▶ WORK TO DO
Transcribe all of the material below word for word and leave out its pictures.
>> START SUPPLIED RECORDS
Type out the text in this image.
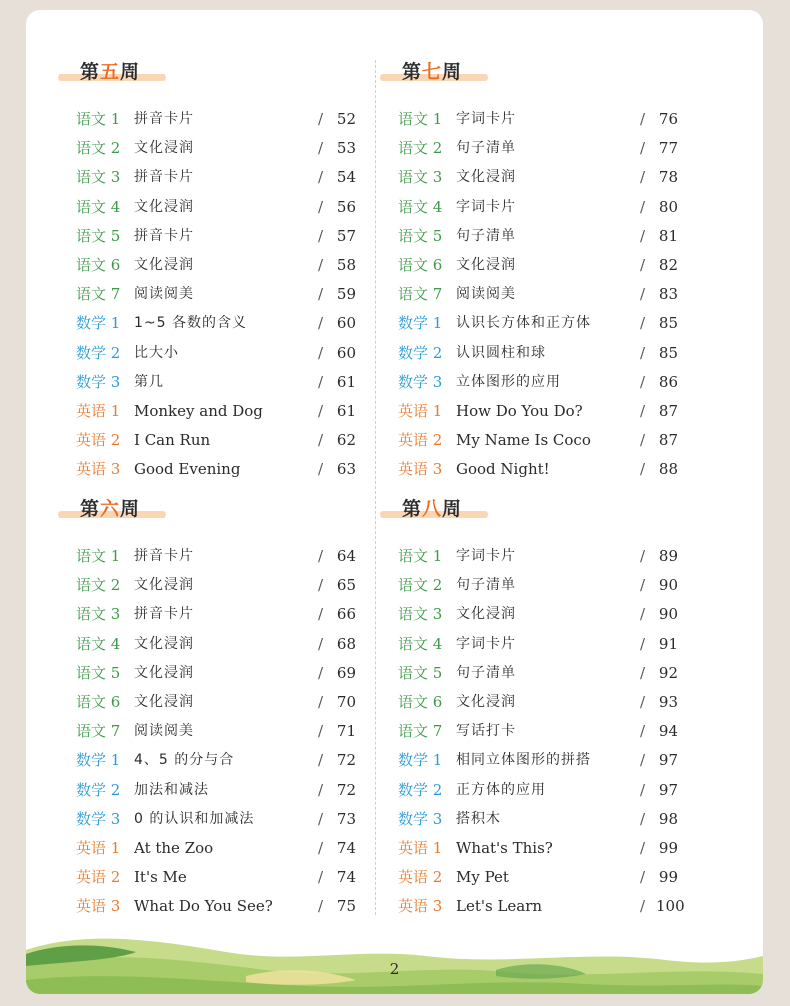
第五周
语文 1 拼音卡片	/ 52
语文 2 文化浸润	/ 53
语文 3 拼音卡片	/ 54
语文 4 文化浸润	/ 56
语文 5 拼音卡片	/ 57
语文 6 文化浸润	/ 58
语文 7 阅读阅美	/ 59
数学 1 1~5 各数的含义	/ 60
数学 2 比大小	/ 60
数学 3 第几	/ 61
英语 1 Monkey and Dog	/ 61
英语 2 I Can Run	/ 62
英语 3 Good Evening	/ 63
第七周
语文 1 字词卡片	/ 76
语文 2 句子清单	/ 77
语文 3 文化浸润	/ 78
语文 4 字词卡片	/ 80
语文 5 句子清单	/ 81
语文 6 文化浸润	/ 82
语文 7 阅读阅美	/ 83
数学 1 认识长方体和正方体	/ 85
数学 2 认识圆柱和球	/ 85
数学 3 立体图形的应用	/ 86
英语 1 How Do You Do?	/ 87
英语 2 My Name Is Coco	/ 87
英语 3 Good Night!	/ 88
第六周
语文 1 拼音卡片	/ 64
语文 2 文化浸润	/ 65
语文 3 拼音卡片	/ 66
语文 4 文化浸润	/ 68
语文 5 文化浸润	/ 69
语文 6 文化浸润	/ 70
语文 7 阅读阅美	/ 71
数学 1 4、5 的分与合	/ 72
数学 2 加法和减法	/ 72
数学 3 0 的认识和加减法	/ 73
英语 1 At the Zoo	/ 74
英语 2 It's Me	/ 74
英语 3 What Do You See?	/ 75
第八周
语文 1 字词卡片	/ 89
语文 2 句子清单	/ 90
语文 3 文化浸润	/ 90
语文 4 字词卡片	/ 91
语文 5 句子清单	/ 92
语文 6 文化浸润	/ 93
语文 7 写话打卡	/ 94
数学 1 相同立体图形的拼搭	/ 97
数学 2 正方体的应用	/ 97
数学 3 搭积木	/ 98
英语 1 What's This?	/ 99
英语 2 My Pet	/ 99
英语 3 Let's Learn	/ 100
2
>> END SUPPLIED RECORDS
▶ RESPONSE TO THE TASK
Type out the text in this image.
第五周
语文 1 拼音卡片	/ 52
语文 2 文化浸润	/ 53
语文 3 拼音卡片	/ 54
语文 4 文化浸润	/ 56
语文 5 拼音卡片	/ 57
语文 6 文化浸润	/ 58
语文 7 阅读阅美	/ 59
数学 1 1~5 各数的含义	/ 60
数学 2 比大小	/ 60
数学 3 第几	/ 61
英语 1 Monkey and Dog	/ 61
英语 2 I Can Run	/ 62
英语 3 Good Evening	/ 63
第七周
语文 1 字词卡片	/ 76
语文 2 句子清单	/ 77
语文 3 文化浸润	/ 78
语文 4 字词卡片	/ 80
语文 5 句子清单	/ 81
语文 6 文化浸润	/ 82
语文 7 阅读阅美	/ 83
数学 1 认识长方体和正方体	/ 85
数学 2 认识圆柱和球	/ 85
数学 3 立体图形的应用	/ 86
英语 1 How Do You Do?	/ 87
英语 2 My Name Is Coco	/ 87
英语 3 Good Night!	/ 88
第六周
语文 1 拼音卡片	/ 64
语文 2 文化浸润	/ 65
语文 3 拼音卡片	/ 66
语文 4 文化浸润	/ 68
语文 5 文化浸润	/ 69
语文 6 文化浸润	/ 70
语文 7 阅读阅美	/ 71
数学 1 4、5 的分与合	/ 72
数学 2 加法和减法	/ 72
数学 3 0 的认识和加减法	/ 73
英语 1 At the Zoo	/ 74
英语 2 It's Me	/ 74
英语 3 What Do You See?	/ 75
第八周
语文 1 字词卡片	/ 89
语文 2 句子清单	/ 90
语文 3 文化浸润	/ 90
语文 4 字词卡片	/ 91
语文 5 句子清单	/ 92
语文 6 文化浸润	/ 93
语文 7 写话打卡	/ 94
数学 1 相同立体图形的拼搭	/ 97
数学 2 正方体的应用	/ 97
数学 3 搭积木	/ 98
英语 1 What's This?	/ 99
英语 2 My Pet	/ 99
英语 3 Let's Learn	/ 100
2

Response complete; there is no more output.